Extracted records:
____________
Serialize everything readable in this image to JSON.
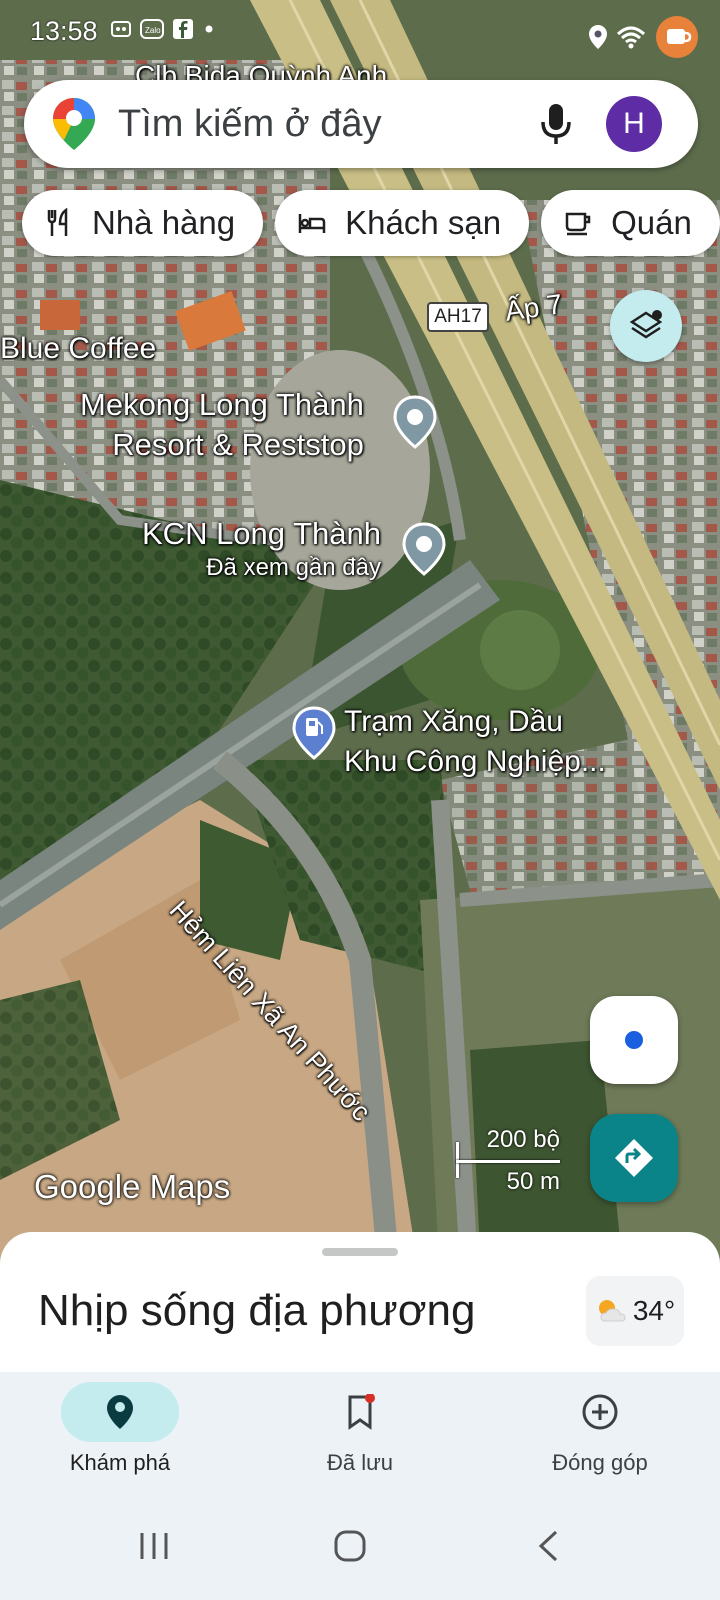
{
  "status_bar": {
    "time": "13:58",
    "left_icons": [
      "contact-icon",
      "zalo-icon",
      "facebook-icon",
      "dot-icon"
    ],
    "right_icons": [
      "location-icon",
      "wifi-icon",
      "notification-icon"
    ]
  },
  "search": {
    "placeholder": "Tìm kiếm ở đây",
    "avatar_letter": "H"
  },
  "chips": [
    {
      "label": "Nhà hàng",
      "icon": "restaurant-icon"
    },
    {
      "label": "Khách sạn",
      "icon": "hotel-icon"
    },
    {
      "label": "Quán",
      "icon": "cafe-icon"
    }
  ],
  "map_labels": {
    "top_partial": "Clb Bida Quỳnh Anh",
    "road_shield": "AH17",
    "ap7": "Ấp 7",
    "blue_coffee": "Blue Coffee",
    "mekong_line1": "Mekong Long Thành",
    "mekong_line2": "Resort & Reststop",
    "kcn_title": "KCN Long Thành",
    "kcn_sub": "Đã xem gần đây",
    "tram_line1": "Trạm Xăng, Dầu",
    "tram_line2": "Khu Công Nghiệp...",
    "street": "Hẻm Liên Xã An Phước",
    "scale_top": "200 bộ",
    "scale_bottom": "50 m",
    "attribution": "Google Maps"
  },
  "sheet": {
    "title": "Nhịp sống địa phương",
    "temperature": "34°"
  },
  "nav": [
    {
      "label": "Khám phá",
      "icon": "explore-pin-icon",
      "active": true
    },
    {
      "label": "Đã lưu",
      "icon": "bookmark-icon",
      "active": false
    },
    {
      "label": "Đóng góp",
      "icon": "add-circle-icon",
      "active": false
    }
  ],
  "colors": {
    "accent_teal": "#0b8489",
    "active_pill": "#c4ecef",
    "avatar": "#5e2ca5"
  }
}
____________
> **WORK TO BE COMPLETED**
Copy the entries above faithfully and omit every image.

> **WRITTEN REPLY**
Serialize everything readable in this image to JSON.
{
  "status_bar": {
    "time": "13:58",
    "left_icons": [
      "contact-icon",
      "zalo-icon",
      "facebook-icon",
      "dot-icon"
    ],
    "right_icons": [
      "location-icon",
      "wifi-icon",
      "notification-icon"
    ]
  },
  "search": {
    "placeholder": "Tìm kiếm ở đây",
    "avatar_letter": "H"
  },
  "chips": [
    {
      "label": "Nhà hàng",
      "icon": "restaurant-icon"
    },
    {
      "label": "Khách sạn",
      "icon": "hotel-icon"
    },
    {
      "label": "Quán",
      "icon": "cafe-icon"
    }
  ],
  "map_labels": {
    "top_partial": "Clb Bida Quỳnh Anh",
    "road_shield": "AH17",
    "ap7": "Ấp 7",
    "blue_coffee": "Blue Coffee",
    "mekong_line1": "Mekong Long Thành",
    "mekong_line2": "Resort & Reststop",
    "kcn_title": "KCN Long Thành",
    "kcn_sub": "Đã xem gần đây",
    "tram_line1": "Trạm Xăng, Dầu",
    "tram_line2": "Khu Công Nghiệp...",
    "street": "Hẻm Liên Xã An Phước",
    "scale_top": "200 bộ",
    "scale_bottom": "50 m",
    "attribution": "Google Maps"
  },
  "sheet": {
    "title": "Nhịp sống địa phương",
    "temperature": "34°"
  },
  "nav": [
    {
      "label": "Khám phá",
      "icon": "explore-pin-icon",
      "active": true
    },
    {
      "label": "Đã lưu",
      "icon": "bookmark-icon",
      "active": false
    },
    {
      "label": "Đóng góp",
      "icon": "add-circle-icon",
      "active": false
    }
  ],
  "colors": {
    "accent_teal": "#0b8489",
    "active_pill": "#c4ecef",
    "avatar": "#5e2ca5"
  }
}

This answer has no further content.